# RECORDS PROVIDED:
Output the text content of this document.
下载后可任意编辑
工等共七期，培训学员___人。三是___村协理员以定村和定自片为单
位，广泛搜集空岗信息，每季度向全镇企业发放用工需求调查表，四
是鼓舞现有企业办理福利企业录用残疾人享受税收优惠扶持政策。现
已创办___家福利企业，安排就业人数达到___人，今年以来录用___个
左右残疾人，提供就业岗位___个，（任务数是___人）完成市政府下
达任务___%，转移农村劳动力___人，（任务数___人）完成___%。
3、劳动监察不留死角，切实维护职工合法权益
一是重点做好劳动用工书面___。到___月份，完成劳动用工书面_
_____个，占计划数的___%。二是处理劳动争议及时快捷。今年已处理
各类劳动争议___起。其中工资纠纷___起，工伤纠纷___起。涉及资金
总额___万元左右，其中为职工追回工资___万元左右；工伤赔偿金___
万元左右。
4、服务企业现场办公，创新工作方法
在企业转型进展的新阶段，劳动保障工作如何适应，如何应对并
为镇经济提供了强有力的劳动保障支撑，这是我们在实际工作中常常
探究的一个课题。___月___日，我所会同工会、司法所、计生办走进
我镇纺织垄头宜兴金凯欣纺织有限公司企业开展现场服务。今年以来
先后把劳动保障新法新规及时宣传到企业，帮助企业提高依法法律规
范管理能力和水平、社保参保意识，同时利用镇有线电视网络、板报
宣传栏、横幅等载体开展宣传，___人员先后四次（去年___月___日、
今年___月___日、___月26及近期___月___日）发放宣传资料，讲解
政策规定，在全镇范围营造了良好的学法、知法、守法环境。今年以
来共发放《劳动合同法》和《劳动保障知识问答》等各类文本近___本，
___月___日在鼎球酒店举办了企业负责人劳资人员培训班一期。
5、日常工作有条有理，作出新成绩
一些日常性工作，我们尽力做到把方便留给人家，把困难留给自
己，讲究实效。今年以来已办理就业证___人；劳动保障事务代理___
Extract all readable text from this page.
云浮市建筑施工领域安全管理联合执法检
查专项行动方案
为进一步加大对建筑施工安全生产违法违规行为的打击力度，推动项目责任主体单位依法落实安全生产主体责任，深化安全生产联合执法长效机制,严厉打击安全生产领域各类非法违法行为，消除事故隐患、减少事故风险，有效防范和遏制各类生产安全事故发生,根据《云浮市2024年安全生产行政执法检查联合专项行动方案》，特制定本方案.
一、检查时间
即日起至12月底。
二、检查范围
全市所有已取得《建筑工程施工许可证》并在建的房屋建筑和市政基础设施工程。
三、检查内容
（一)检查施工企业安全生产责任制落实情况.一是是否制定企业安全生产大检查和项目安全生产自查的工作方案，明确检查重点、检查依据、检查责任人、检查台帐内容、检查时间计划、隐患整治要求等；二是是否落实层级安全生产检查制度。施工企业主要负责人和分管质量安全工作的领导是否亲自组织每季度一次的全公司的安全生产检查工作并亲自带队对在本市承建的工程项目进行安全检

# WHAT TO DO:
Working from the entries above, return all lines that contain "this".

# ANSWER:
Output the text content of this document.
Extract all readable text from this page.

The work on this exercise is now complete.